## Exercise brief
Quote every line of the following data word for word, leaving nothing out.

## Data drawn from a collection
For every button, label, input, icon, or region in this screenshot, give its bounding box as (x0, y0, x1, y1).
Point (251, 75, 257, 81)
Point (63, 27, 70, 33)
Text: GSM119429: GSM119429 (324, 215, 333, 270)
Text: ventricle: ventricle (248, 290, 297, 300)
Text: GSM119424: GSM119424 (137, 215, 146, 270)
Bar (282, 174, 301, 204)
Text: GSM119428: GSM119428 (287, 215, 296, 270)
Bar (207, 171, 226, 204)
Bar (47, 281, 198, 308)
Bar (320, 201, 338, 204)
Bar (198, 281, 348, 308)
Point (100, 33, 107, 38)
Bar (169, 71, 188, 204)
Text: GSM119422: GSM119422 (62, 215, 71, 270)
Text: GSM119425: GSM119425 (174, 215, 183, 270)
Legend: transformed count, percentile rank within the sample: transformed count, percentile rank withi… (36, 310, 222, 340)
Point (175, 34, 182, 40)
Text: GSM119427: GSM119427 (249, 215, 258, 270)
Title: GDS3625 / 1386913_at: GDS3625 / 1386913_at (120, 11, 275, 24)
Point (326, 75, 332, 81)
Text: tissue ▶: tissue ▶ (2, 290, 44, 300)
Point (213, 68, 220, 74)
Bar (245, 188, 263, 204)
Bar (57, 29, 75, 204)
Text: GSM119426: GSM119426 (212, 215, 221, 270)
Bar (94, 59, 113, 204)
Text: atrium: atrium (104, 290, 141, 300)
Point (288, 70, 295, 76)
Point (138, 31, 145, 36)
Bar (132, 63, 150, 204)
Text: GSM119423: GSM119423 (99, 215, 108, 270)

## Solution to this problem
For every button, label, input, icon, or region in this screenshot, give its bounding box as (x0, y0, x1, y1).
Point (251, 75, 257, 81)
Point (63, 27, 70, 33)
Text: GSM119429: GSM119429 (324, 215, 333, 270)
Text: ventricle: ventricle (248, 290, 297, 300)
Text: GSM119424: GSM119424 (137, 215, 146, 270)
Bar (282, 174, 301, 204)
Text: GSM119428: GSM119428 (287, 215, 296, 270)
Bar (207, 171, 226, 204)
Bar (47, 281, 198, 308)
Bar (320, 201, 338, 204)
Bar (198, 281, 348, 308)
Point (100, 33, 107, 38)
Bar (169, 71, 188, 204)
Text: GSM119422: GSM119422 (62, 215, 71, 270)
Text: GSM119425: GSM119425 (174, 215, 183, 270)
Legend: transformed count, percentile rank within the sample: transformed count, percentile rank withi… (36, 310, 222, 340)
Point (175, 34, 182, 40)
Text: GSM119427: GSM119427 (249, 215, 258, 270)
Title: GDS3625 / 1386913_at: GDS3625 / 1386913_at (120, 11, 275, 24)
Point (326, 75, 332, 81)
Text: tissue ▶: tissue ▶ (2, 290, 44, 300)
Point (213, 68, 220, 74)
Bar (245, 188, 263, 204)
Bar (57, 29, 75, 204)
Text: GSM119426: GSM119426 (212, 215, 221, 270)
Bar (94, 59, 113, 204)
Text: atrium: atrium (104, 290, 141, 300)
Point (288, 70, 295, 76)
Point (138, 31, 145, 36)
Bar (132, 63, 150, 204)
Text: GSM119423: GSM119423 (99, 215, 108, 270)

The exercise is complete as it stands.